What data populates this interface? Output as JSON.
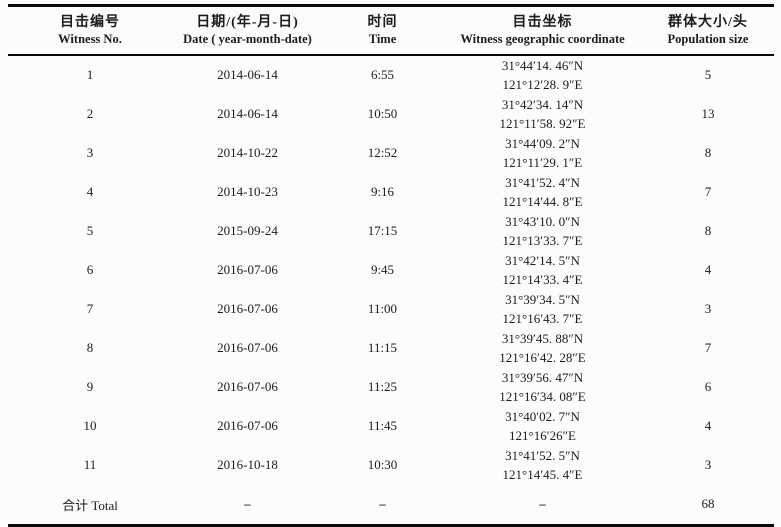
{
  "table": {
    "columns": [
      {
        "zh": "目击编号",
        "en": "Witness No."
      },
      {
        "zh": "日期/(年-月-日)",
        "en": "Date ( year-month-date)"
      },
      {
        "zh": "时间",
        "en": "Time"
      },
      {
        "zh": "目击坐标",
        "en": "Witness geographic coordinate"
      },
      {
        "zh": "群体大小/头",
        "en": "Population size"
      }
    ],
    "rows": [
      {
        "no": "1",
        "date": "2014-06-14",
        "time": "6:55",
        "coord_n": "31°44′14. 46″N",
        "coord_e": "121°12′28. 9″E",
        "size": "5"
      },
      {
        "no": "2",
        "date": "2014-06-14",
        "time": "10:50",
        "coord_n": "31°42′34. 14″N",
        "coord_e": "121°11′58. 92″E",
        "size": "13"
      },
      {
        "no": "3",
        "date": "2014-10-22",
        "time": "12:52",
        "coord_n": "31°44′09. 2″N",
        "coord_e": "121°11′29. 1″E",
        "size": "8"
      },
      {
        "no": "4",
        "date": "2014-10-23",
        "time": "9:16",
        "coord_n": "31°41′52. 4″N",
        "coord_e": "121°14′44. 8″E",
        "size": "7"
      },
      {
        "no": "5",
        "date": "2015-09-24",
        "time": "17:15",
        "coord_n": "31°43′10. 0″N",
        "coord_e": "121°13′33. 7″E",
        "size": "8"
      },
      {
        "no": "6",
        "date": "2016-07-06",
        "time": "9:45",
        "coord_n": "31°42′14. 5″N",
        "coord_e": "121°14′33. 4″E",
        "size": "4"
      },
      {
        "no": "7",
        "date": "2016-07-06",
        "time": "11:00",
        "coord_n": "31°39′34. 5″N",
        "coord_e": "121°16′43. 7″E",
        "size": "3"
      },
      {
        "no": "8",
        "date": "2016-07-06",
        "time": "11:15",
        "coord_n": "31°39′45. 88″N",
        "coord_e": "121°16′42. 28″E",
        "size": "7"
      },
      {
        "no": "9",
        "date": "2016-07-06",
        "time": "11:25",
        "coord_n": "31°39′56. 47″N",
        "coord_e": "121°16′34. 08″E",
        "size": "6"
      },
      {
        "no": "10",
        "date": "2016-07-06",
        "time": "11:45",
        "coord_n": "31°40′02. 7″N",
        "coord_e": "121°16′26″E",
        "size": "4"
      },
      {
        "no": "11",
        "date": "2016-10-18",
        "time": "10:30",
        "coord_n": "31°41′52. 5″N",
        "coord_e": "121°14′45. 4″E",
        "size": "3"
      }
    ],
    "total": {
      "label": "合计 Total",
      "date": "–",
      "time": "–",
      "coord": "–",
      "size": "68"
    }
  },
  "chart_data": {
    "type": "table",
    "title": "",
    "columns": [
      "Witness No.",
      "Date (year-month-date)",
      "Time",
      "Witness geographic coordinate",
      "Population size"
    ],
    "rows_count": 11,
    "population_total": 68
  },
  "colors": {
    "page_background": "#fcfcfb",
    "text": "#1c1c1c",
    "rule": "#0a0a0a"
  }
}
# # #
▶ **Exercise description**: Give an exact copy of the material, leaving out every picture.

▶ **Complete answer**:
What data populates this interface? Output as JSON.
{
  "table": {
    "columns": [
      {
        "zh": "目击编号",
        "en": "Witness No."
      },
      {
        "zh": "日期/(年-月-日)",
        "en": "Date ( year-month-date)"
      },
      {
        "zh": "时间",
        "en": "Time"
      },
      {
        "zh": "目击坐标",
        "en": "Witness geographic coordinate"
      },
      {
        "zh": "群体大小/头",
        "en": "Population size"
      }
    ],
    "rows": [
      {
        "no": "1",
        "date": "2014-06-14",
        "time": "6:55",
        "coord_n": "31°44′14. 46″N",
        "coord_e": "121°12′28. 9″E",
        "size": "5"
      },
      {
        "no": "2",
        "date": "2014-06-14",
        "time": "10:50",
        "coord_n": "31°42′34. 14″N",
        "coord_e": "121°11′58. 92″E",
        "size": "13"
      },
      {
        "no": "3",
        "date": "2014-10-22",
        "time": "12:52",
        "coord_n": "31°44′09. 2″N",
        "coord_e": "121°11′29. 1″E",
        "size": "8"
      },
      {
        "no": "4",
        "date": "2014-10-23",
        "time": "9:16",
        "coord_n": "31°41′52. 4″N",
        "coord_e": "121°14′44. 8″E",
        "size": "7"
      },
      {
        "no": "5",
        "date": "2015-09-24",
        "time": "17:15",
        "coord_n": "31°43′10. 0″N",
        "coord_e": "121°13′33. 7″E",
        "size": "8"
      },
      {
        "no": "6",
        "date": "2016-07-06",
        "time": "9:45",
        "coord_n": "31°42′14. 5″N",
        "coord_e": "121°14′33. 4″E",
        "size": "4"
      },
      {
        "no": "7",
        "date": "2016-07-06",
        "time": "11:00",
        "coord_n": "31°39′34. 5″N",
        "coord_e": "121°16′43. 7″E",
        "size": "3"
      },
      {
        "no": "8",
        "date": "2016-07-06",
        "time": "11:15",
        "coord_n": "31°39′45. 88″N",
        "coord_e": "121°16′42. 28″E",
        "size": "7"
      },
      {
        "no": "9",
        "date": "2016-07-06",
        "time": "11:25",
        "coord_n": "31°39′56. 47″N",
        "coord_e": "121°16′34. 08″E",
        "size": "6"
      },
      {
        "no": "10",
        "date": "2016-07-06",
        "time": "11:45",
        "coord_n": "31°40′02. 7″N",
        "coord_e": "121°16′26″E",
        "size": "4"
      },
      {
        "no": "11",
        "date": "2016-10-18",
        "time": "10:30",
        "coord_n": "31°41′52. 5″N",
        "coord_e": "121°14′45. 4″E",
        "size": "3"
      }
    ],
    "total": {
      "label": "合计 Total",
      "date": "–",
      "time": "–",
      "coord": "–",
      "size": "68"
    }
  },
  "chart_data": {
    "type": "table",
    "title": "",
    "columns": [
      "Witness No.",
      "Date (year-month-date)",
      "Time",
      "Witness geographic coordinate",
      "Population size"
    ],
    "rows_count": 11,
    "population_total": 68
  },
  "colors": {
    "page_background": "#fcfcfb",
    "text": "#1c1c1c",
    "rule": "#0a0a0a"
  }
}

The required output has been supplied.